Record excerpts

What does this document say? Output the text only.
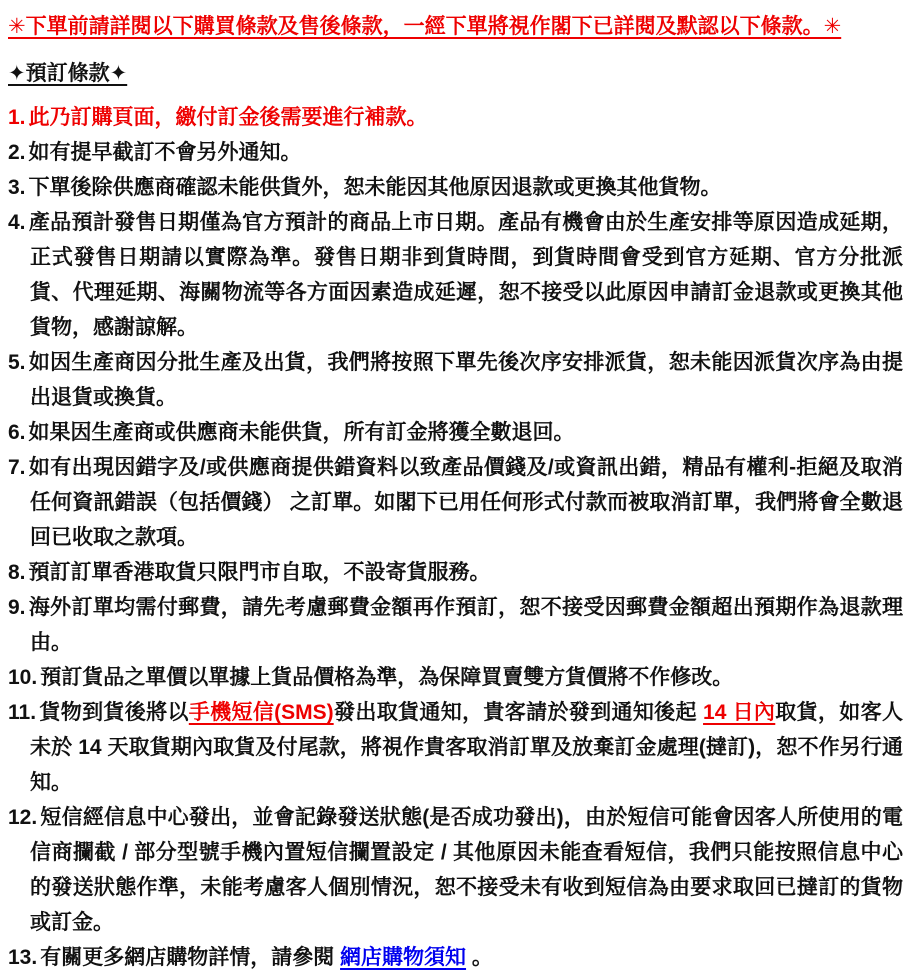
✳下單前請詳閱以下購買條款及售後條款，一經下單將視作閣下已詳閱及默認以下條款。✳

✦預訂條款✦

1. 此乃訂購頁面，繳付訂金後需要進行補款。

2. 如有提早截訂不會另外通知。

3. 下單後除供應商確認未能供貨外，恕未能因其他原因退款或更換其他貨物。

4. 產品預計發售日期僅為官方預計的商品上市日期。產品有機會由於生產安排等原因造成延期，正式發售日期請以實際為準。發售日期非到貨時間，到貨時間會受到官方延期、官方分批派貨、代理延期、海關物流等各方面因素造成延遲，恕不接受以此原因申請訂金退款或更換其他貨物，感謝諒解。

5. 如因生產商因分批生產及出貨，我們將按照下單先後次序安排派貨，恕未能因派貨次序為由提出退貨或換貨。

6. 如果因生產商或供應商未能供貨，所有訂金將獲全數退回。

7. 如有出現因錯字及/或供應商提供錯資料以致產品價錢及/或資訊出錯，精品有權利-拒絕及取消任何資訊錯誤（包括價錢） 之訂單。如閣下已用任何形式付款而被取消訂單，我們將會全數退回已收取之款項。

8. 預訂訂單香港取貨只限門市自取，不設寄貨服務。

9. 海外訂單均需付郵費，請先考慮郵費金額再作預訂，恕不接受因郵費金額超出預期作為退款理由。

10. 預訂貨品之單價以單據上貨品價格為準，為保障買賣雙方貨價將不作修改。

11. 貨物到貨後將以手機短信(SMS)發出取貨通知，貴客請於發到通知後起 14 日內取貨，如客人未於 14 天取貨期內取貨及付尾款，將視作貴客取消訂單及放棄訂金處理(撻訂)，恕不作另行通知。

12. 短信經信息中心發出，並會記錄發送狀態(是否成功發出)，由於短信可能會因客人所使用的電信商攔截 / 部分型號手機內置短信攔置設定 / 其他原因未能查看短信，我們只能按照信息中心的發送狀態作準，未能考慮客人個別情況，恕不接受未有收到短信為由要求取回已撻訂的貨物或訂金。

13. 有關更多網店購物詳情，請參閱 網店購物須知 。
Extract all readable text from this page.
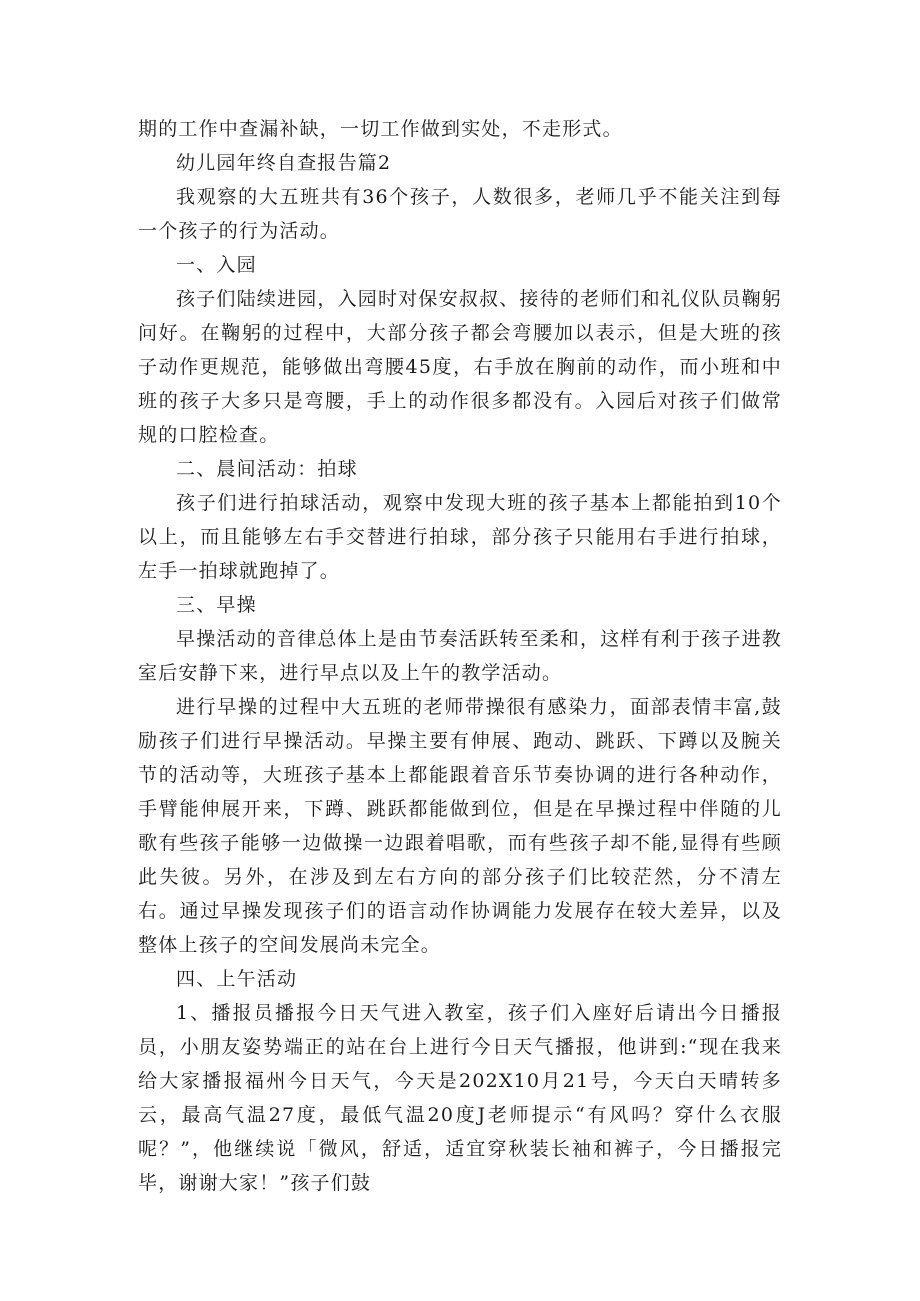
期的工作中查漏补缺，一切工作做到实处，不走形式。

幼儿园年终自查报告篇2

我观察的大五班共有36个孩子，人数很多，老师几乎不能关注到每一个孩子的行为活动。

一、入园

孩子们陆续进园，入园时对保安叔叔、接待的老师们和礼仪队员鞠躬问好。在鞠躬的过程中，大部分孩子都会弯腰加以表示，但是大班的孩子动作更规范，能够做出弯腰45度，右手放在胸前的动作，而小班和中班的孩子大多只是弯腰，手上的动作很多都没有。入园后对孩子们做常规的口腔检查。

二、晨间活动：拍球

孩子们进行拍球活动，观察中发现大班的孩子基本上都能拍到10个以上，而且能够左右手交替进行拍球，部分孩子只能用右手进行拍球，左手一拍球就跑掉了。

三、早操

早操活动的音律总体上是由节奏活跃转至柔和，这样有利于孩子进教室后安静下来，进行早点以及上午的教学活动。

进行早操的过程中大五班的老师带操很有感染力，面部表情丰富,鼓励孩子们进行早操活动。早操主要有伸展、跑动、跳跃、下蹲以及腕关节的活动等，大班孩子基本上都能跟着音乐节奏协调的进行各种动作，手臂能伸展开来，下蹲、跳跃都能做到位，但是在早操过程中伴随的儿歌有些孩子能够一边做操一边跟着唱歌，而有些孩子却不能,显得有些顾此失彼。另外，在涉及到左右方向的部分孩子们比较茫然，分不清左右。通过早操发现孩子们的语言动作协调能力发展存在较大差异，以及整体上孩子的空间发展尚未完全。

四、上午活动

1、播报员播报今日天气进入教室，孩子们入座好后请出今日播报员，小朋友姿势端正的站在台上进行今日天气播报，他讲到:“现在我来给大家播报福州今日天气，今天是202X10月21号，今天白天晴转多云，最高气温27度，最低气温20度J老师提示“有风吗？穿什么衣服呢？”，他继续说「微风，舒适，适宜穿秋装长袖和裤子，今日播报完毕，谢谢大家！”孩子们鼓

---

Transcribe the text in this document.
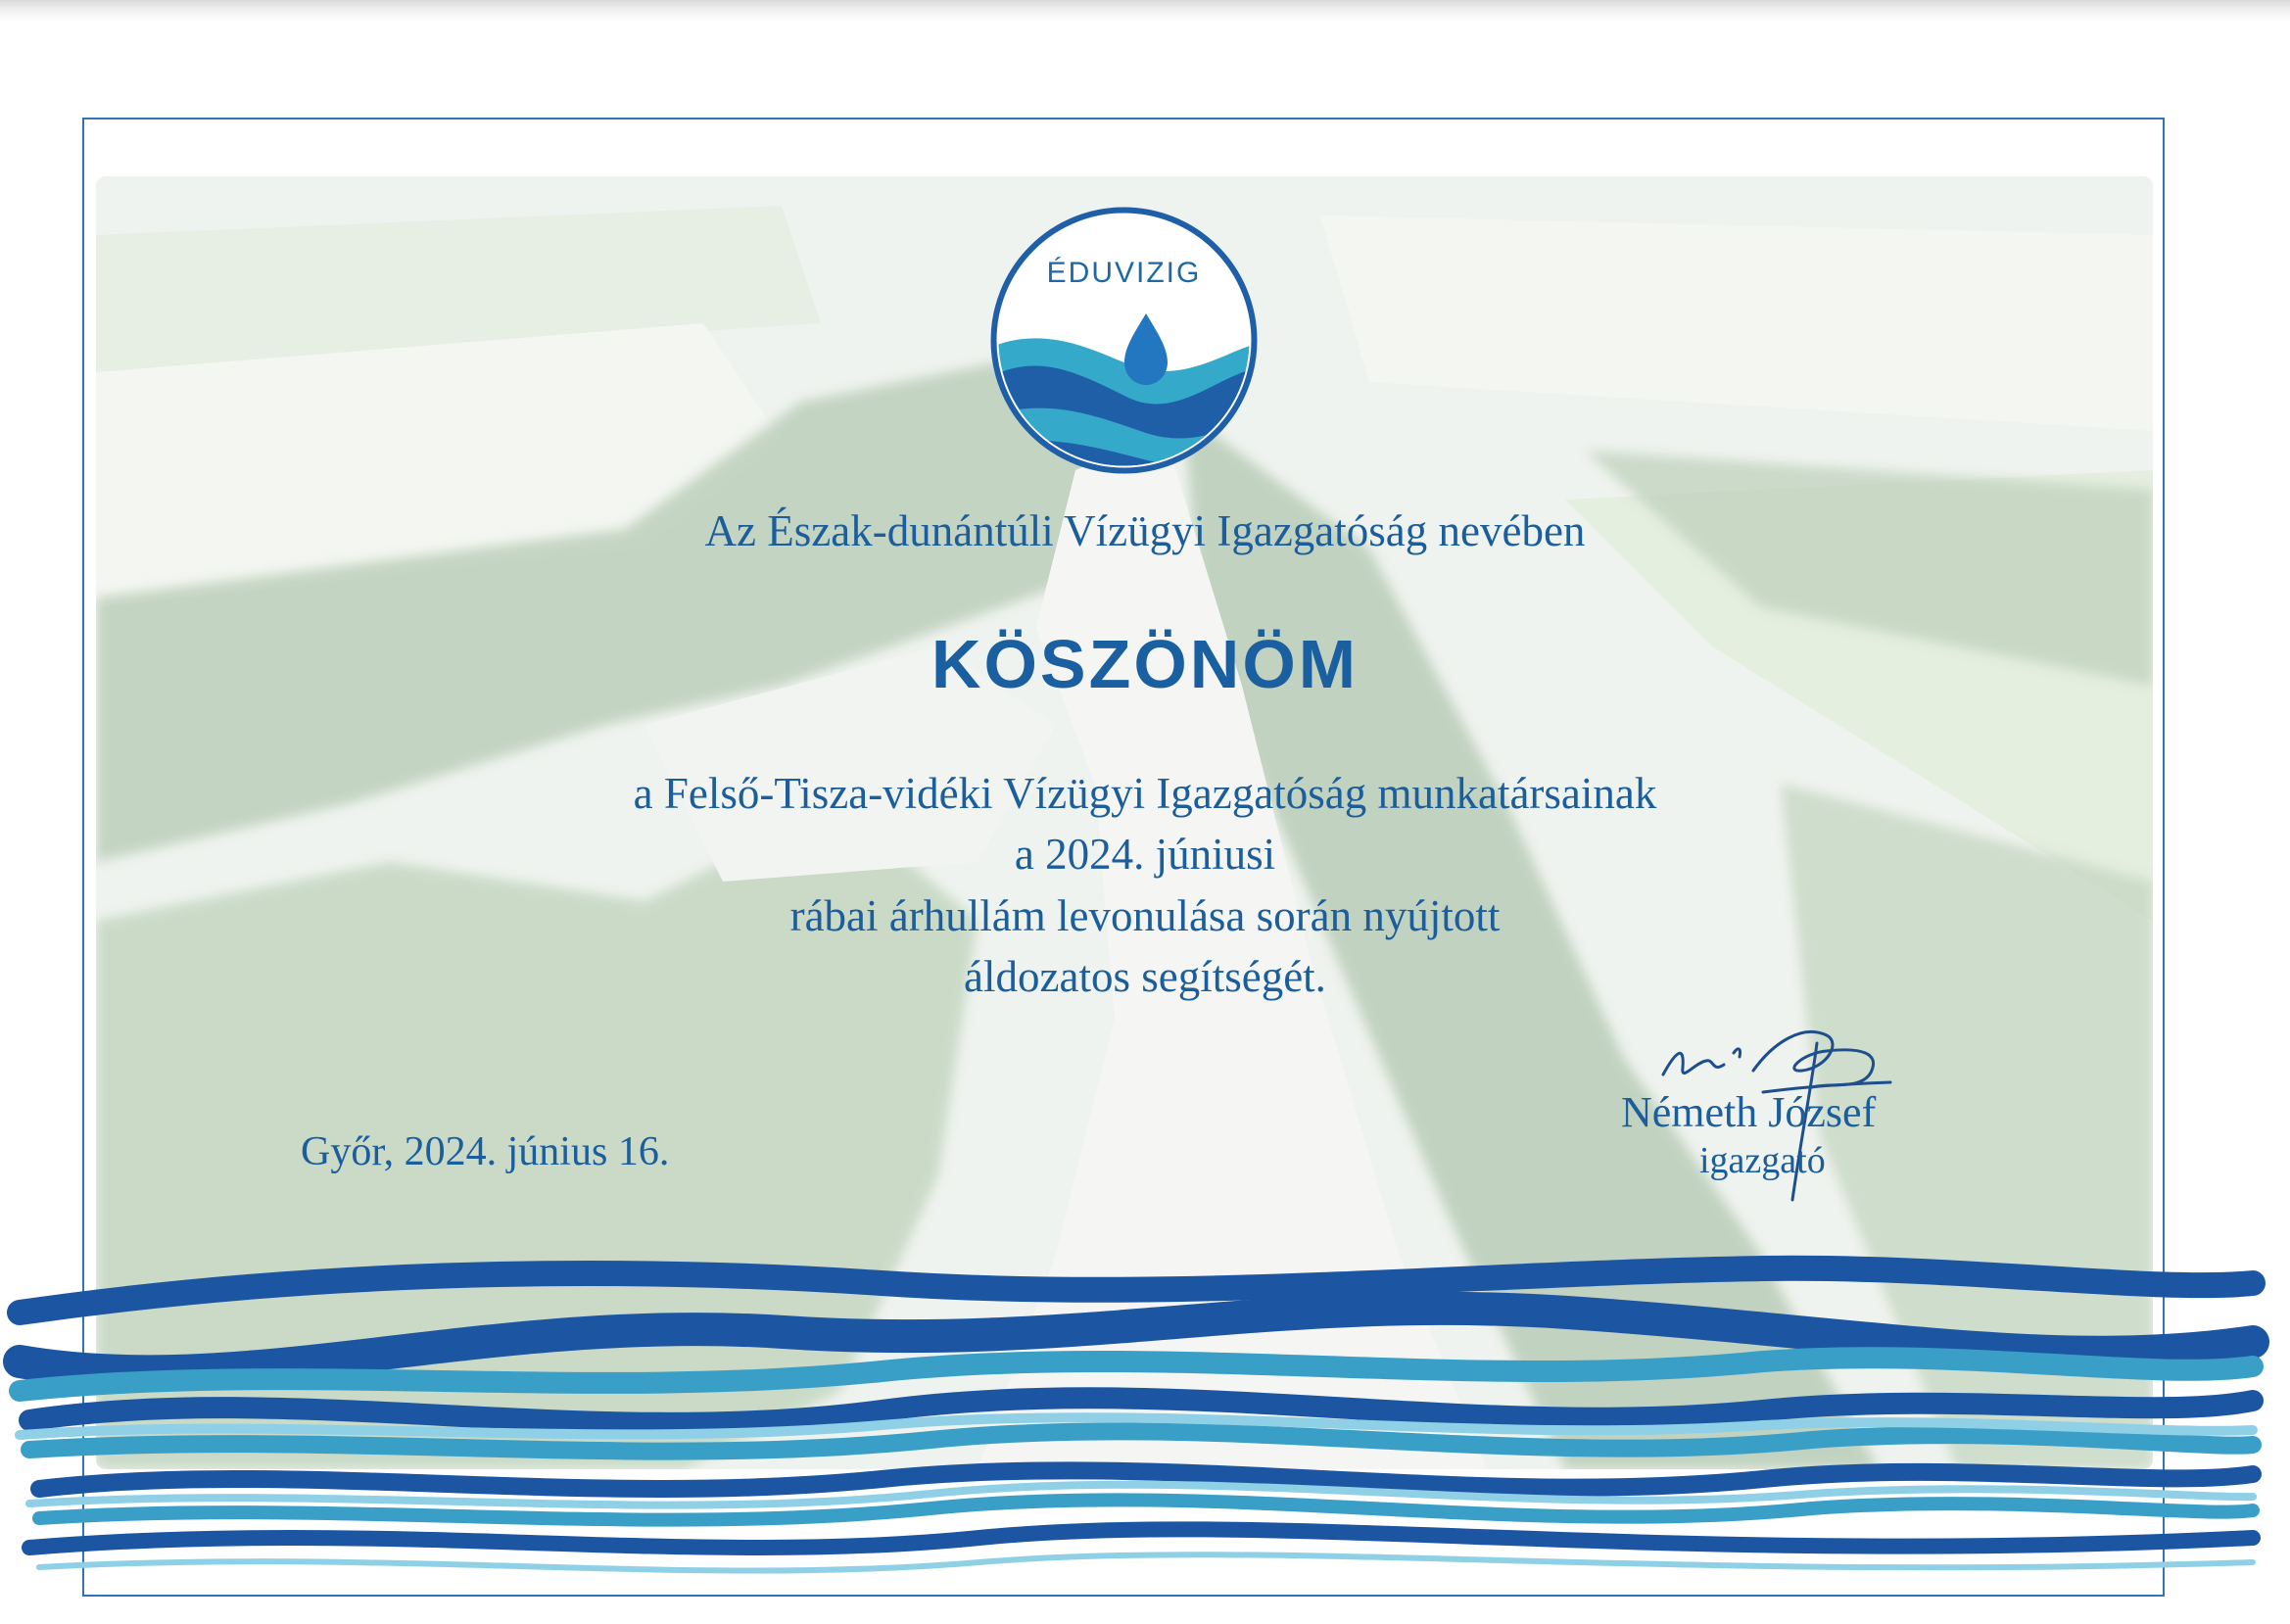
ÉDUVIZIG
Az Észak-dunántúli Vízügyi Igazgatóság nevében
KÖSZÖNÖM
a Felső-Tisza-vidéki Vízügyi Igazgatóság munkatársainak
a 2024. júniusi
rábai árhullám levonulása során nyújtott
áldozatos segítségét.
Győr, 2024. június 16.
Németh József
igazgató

...

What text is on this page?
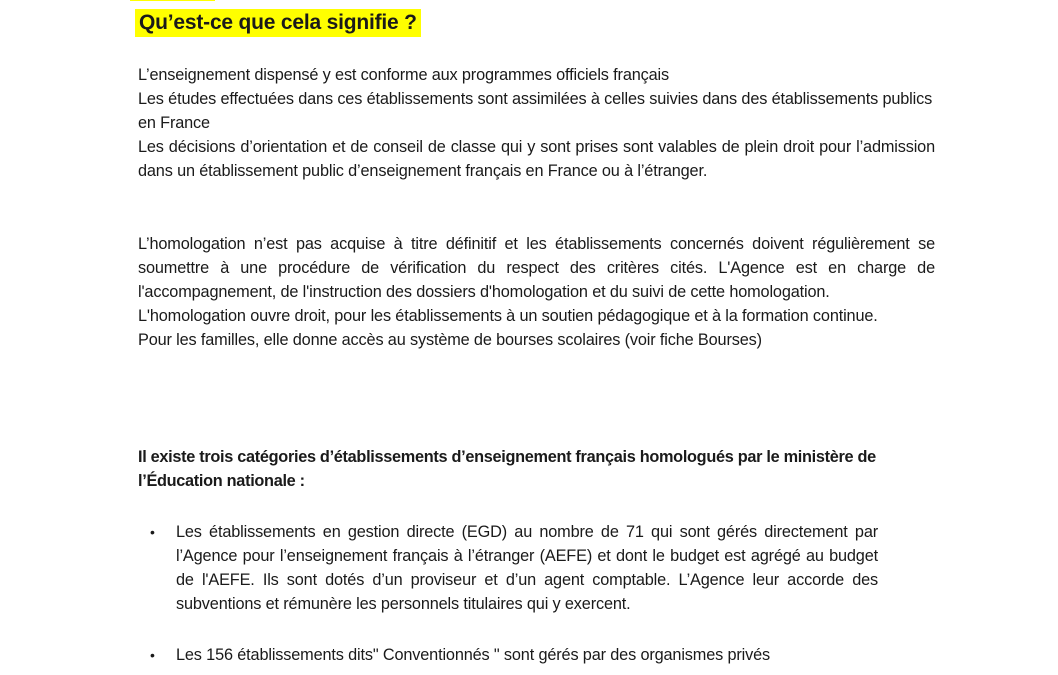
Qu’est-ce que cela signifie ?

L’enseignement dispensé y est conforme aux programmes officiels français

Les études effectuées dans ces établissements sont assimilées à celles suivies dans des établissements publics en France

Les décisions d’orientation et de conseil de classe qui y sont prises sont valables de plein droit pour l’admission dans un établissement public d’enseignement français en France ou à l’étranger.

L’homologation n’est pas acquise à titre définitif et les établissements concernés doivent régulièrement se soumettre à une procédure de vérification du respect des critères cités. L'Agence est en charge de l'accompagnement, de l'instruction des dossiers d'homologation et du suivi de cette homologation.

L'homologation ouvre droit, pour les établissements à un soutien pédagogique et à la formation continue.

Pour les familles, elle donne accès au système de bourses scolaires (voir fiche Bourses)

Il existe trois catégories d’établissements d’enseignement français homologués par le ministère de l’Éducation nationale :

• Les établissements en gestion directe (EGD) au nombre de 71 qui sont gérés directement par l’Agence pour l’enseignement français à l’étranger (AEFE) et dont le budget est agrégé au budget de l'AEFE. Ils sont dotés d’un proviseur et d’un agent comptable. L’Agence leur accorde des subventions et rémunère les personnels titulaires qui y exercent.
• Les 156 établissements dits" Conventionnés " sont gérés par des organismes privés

To be done
List the lines of the entries that include "Vízügyi".

Correct result
Az Észak-dunántúli Vízügyi Igazgatóság nevében
a Felső-Tisza-vidéki Vízügyi Igazgatóság munkatársainak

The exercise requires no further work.